* GOAL: Identify all lines below that hold "subtitle" and collect them.

>> Start RECORD SET

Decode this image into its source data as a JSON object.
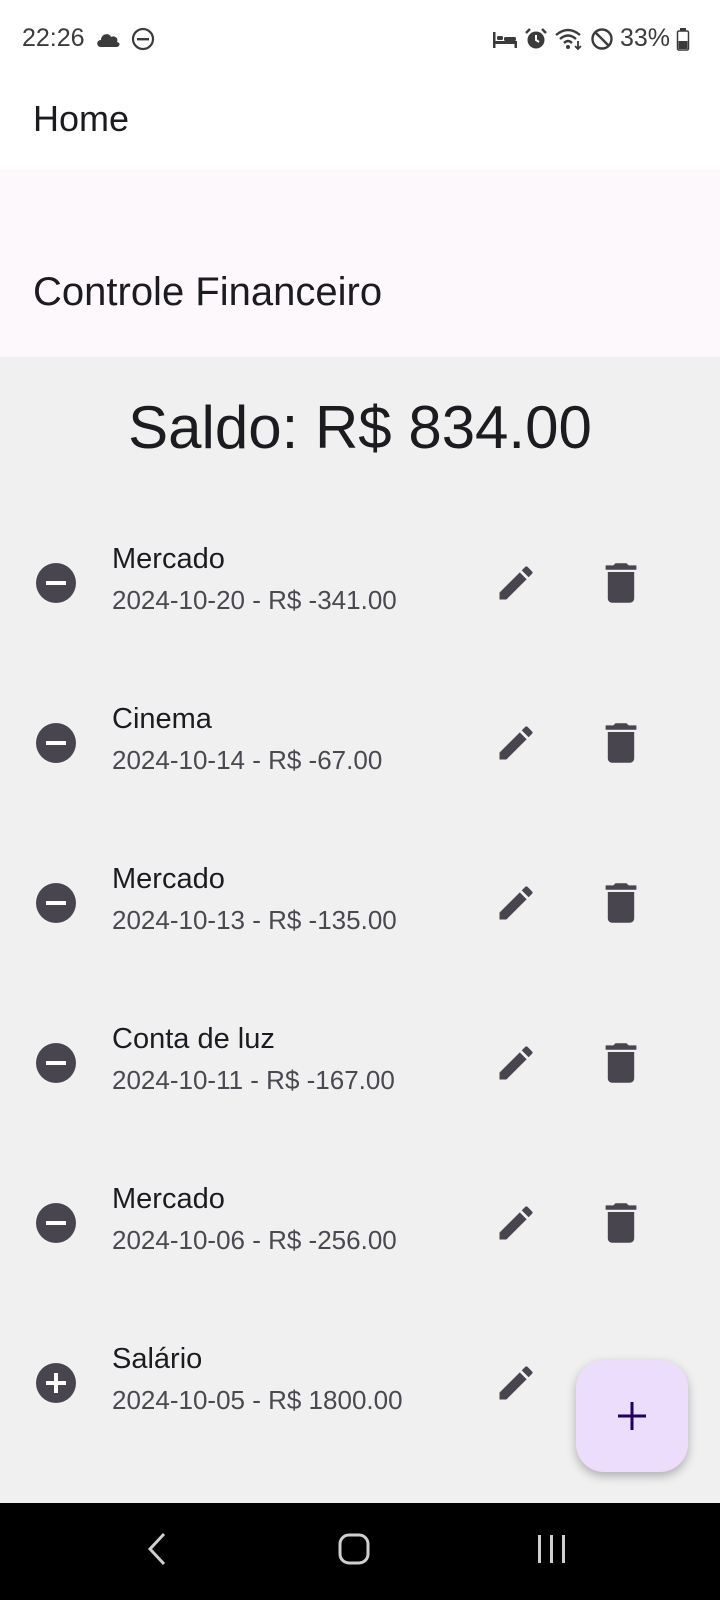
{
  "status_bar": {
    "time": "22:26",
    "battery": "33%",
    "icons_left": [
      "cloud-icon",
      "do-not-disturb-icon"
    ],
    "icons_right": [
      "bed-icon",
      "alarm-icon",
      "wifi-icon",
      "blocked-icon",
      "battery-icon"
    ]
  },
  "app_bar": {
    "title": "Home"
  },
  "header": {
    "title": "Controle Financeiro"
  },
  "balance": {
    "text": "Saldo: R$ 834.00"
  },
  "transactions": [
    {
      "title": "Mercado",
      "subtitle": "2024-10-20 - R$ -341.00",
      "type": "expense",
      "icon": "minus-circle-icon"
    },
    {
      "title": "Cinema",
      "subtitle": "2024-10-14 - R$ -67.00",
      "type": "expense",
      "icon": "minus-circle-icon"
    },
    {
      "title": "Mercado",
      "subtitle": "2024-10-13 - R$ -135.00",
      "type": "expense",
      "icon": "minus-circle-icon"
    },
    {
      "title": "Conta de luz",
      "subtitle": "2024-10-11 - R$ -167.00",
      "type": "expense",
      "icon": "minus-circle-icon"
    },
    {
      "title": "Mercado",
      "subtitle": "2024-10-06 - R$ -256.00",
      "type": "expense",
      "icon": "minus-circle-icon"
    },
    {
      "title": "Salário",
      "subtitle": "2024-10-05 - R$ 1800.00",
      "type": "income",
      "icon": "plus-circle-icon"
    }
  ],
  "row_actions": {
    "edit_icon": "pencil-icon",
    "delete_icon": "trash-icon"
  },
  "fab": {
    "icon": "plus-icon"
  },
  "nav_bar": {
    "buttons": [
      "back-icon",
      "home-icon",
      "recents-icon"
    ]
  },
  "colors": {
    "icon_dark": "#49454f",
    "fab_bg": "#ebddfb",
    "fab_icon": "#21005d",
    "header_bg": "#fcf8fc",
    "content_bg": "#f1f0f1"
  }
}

>> End RECORD SET
>> Start RECORD SET

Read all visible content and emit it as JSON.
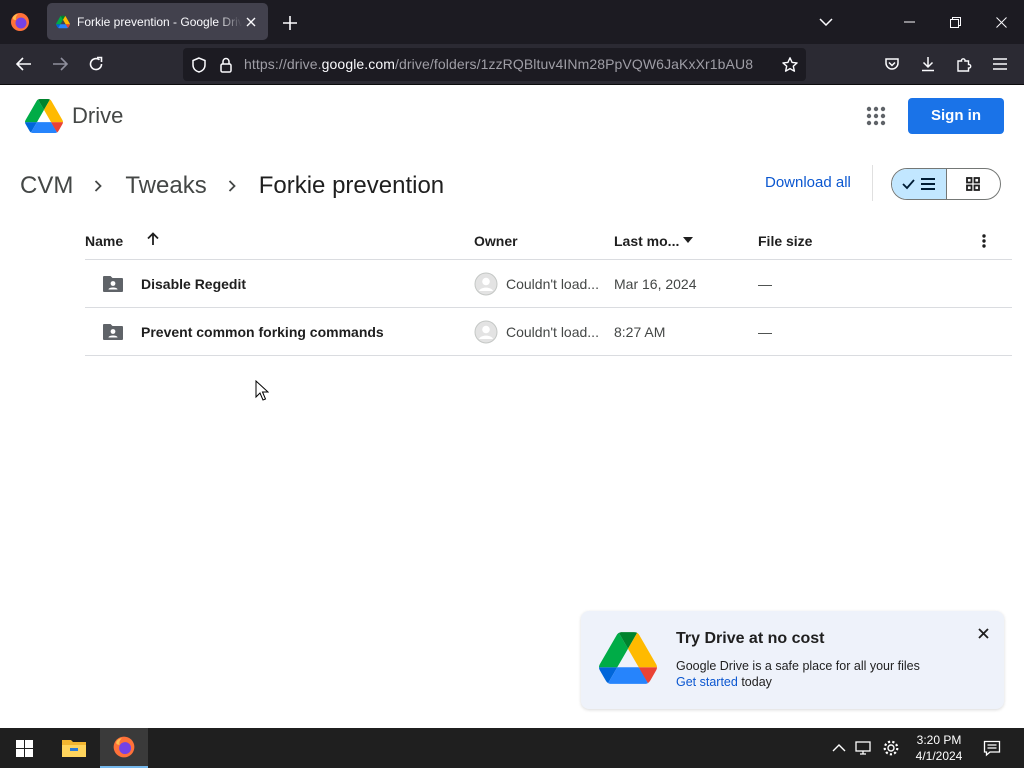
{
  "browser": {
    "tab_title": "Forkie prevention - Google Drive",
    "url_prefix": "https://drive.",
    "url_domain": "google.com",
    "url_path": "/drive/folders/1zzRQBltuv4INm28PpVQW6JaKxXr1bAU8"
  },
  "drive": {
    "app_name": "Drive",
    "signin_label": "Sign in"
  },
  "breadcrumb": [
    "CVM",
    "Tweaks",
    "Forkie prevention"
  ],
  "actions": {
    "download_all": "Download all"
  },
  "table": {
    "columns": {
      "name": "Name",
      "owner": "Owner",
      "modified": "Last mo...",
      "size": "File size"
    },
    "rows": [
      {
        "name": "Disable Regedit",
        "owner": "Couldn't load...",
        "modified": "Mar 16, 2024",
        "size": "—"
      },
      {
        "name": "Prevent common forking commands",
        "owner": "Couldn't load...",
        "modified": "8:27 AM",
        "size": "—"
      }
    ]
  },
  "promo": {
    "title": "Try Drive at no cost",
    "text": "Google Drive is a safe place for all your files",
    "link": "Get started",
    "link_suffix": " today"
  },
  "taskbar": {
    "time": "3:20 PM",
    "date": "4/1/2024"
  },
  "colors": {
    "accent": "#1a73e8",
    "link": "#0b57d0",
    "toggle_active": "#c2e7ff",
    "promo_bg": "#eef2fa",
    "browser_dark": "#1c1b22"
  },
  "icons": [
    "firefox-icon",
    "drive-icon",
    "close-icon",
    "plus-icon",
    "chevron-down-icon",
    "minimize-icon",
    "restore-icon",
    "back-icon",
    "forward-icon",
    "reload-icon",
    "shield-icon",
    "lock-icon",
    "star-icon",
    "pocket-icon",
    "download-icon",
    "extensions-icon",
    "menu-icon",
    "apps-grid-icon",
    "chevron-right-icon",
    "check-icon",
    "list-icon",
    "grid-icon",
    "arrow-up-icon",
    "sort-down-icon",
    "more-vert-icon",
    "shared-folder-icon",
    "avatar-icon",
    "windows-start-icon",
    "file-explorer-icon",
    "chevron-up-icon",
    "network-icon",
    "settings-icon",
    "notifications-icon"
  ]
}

>> End RECORD SET
>> Start RECORD SET

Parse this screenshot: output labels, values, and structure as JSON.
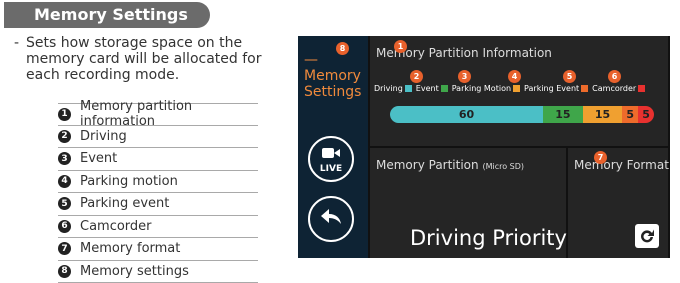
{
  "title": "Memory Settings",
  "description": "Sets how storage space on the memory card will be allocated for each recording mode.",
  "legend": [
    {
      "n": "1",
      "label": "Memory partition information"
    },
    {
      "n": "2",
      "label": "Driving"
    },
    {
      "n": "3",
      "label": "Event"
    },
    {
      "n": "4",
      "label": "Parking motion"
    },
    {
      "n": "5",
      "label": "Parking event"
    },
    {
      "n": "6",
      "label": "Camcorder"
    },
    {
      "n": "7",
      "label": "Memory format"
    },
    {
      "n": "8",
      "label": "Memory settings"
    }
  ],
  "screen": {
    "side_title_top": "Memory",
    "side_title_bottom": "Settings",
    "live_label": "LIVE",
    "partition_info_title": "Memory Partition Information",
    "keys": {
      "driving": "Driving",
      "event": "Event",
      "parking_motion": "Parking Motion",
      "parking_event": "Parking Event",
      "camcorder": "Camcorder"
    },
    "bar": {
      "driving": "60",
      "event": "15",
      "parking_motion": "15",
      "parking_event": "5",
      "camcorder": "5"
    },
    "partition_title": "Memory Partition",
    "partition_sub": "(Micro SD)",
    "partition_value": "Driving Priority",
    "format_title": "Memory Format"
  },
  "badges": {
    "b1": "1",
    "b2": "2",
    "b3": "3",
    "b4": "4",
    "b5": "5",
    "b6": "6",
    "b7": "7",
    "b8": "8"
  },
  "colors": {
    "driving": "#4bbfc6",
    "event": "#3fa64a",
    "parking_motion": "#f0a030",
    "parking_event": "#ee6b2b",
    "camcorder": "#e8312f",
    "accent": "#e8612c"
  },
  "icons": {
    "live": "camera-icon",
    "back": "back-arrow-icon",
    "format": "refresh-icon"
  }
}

>> End RECORD SET

* OUTPUT:
      "subtitle": "2024-10-20 - R$ -341.00",
      "subtitle": "2024-10-14 - R$ -67.00",
      "subtitle": "2024-10-13 - R$ -135.00",
      "subtitle": "2024-10-11 - R$ -167.00",
      "subtitle": "2024-10-06 - R$ -256.00",
      "subtitle": "2024-10-05 - R$ 1800.00",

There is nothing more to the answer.